Text ▸
OBJECTIVES: To assess the effectiveness of bar graph, pictograph and line graph compared with text-only, and to each other, for communicating prognosis to the public.
DESIGN: Two online four-arm parallel-group randomised controlled trials. Statistical significance was set at p<0.016 to allow for three-primary comparisons.
PARTICIPANTS AND SETTING: Two Australian samples were recruited from members registered at Dynata online survey company. In trial A: 470 participants were randomised to one of the four arms, 417 were included in the analysis. In trial B: 499 were randomised and 433 were analysed.
INTERVENTIONS: In each trial four visual presentations were tested: bar graph, pictograph, line graph and text-only. Trial A communicated prognostic information about an acute condition (acute otitis media) and trial B about a chronic condition (lateral epicondylitis). Both conditions are typically managed in primary care where 'wait and see' is a legitimate option.
MAIN OUTCOME: Comprehension of information (scored 0-6).
SECONDARY OUTCOMES: Decision intention, presentation satisfaction and preferences.

Instructions for the task ▸
Reproduce the abstract above on visual formats for communicating prognosis in full, word for word.

Data under study ▸
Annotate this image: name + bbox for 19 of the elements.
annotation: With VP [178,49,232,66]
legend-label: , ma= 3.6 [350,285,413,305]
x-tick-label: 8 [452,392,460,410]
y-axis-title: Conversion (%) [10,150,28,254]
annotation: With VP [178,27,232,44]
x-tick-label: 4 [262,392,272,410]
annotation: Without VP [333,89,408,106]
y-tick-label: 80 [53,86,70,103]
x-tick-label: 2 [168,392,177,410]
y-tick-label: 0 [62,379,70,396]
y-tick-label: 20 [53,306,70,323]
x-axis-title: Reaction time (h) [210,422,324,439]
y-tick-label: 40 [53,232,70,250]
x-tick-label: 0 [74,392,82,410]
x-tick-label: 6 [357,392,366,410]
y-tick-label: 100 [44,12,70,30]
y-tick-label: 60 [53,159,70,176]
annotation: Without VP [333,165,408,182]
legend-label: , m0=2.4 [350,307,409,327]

Written solution ▸
OBJECTIVES: To assess the effectiveness of bar graph, pictograph and line graph compared with text-only, and to each other, for communicating prognosis to the public.
DESIGN: Two online four-arm parallel-group randomised controlled trials. Statistical significance was set at p<0.016 to allow for three-primary comparisons.
PARTICIPANTS AND SETTING: Two Australian samples were recruited from members registered at Dynata online survey company. In trial A: 470 participants were randomised to one of the four arms, 417 were included in the analysis. In trial B: 499 were randomised and 433 were analysed.
INTERVENTIONS: In each trial four visual presentations were tested: bar graph, pictograph, line graph and text-only. Trial A communicated prognostic information about an acute condition (acute otitis media) and trial B about a chronic condition (lateral epicondylitis). Both conditions are typically managed in primary care where 'wait and see' is a legitimate option.
MAIN OUTCOME: Comprehension of information (scored 0-6).
SECONDARY OUTCOMES: Decision intention, presentation satisfaction and preferences.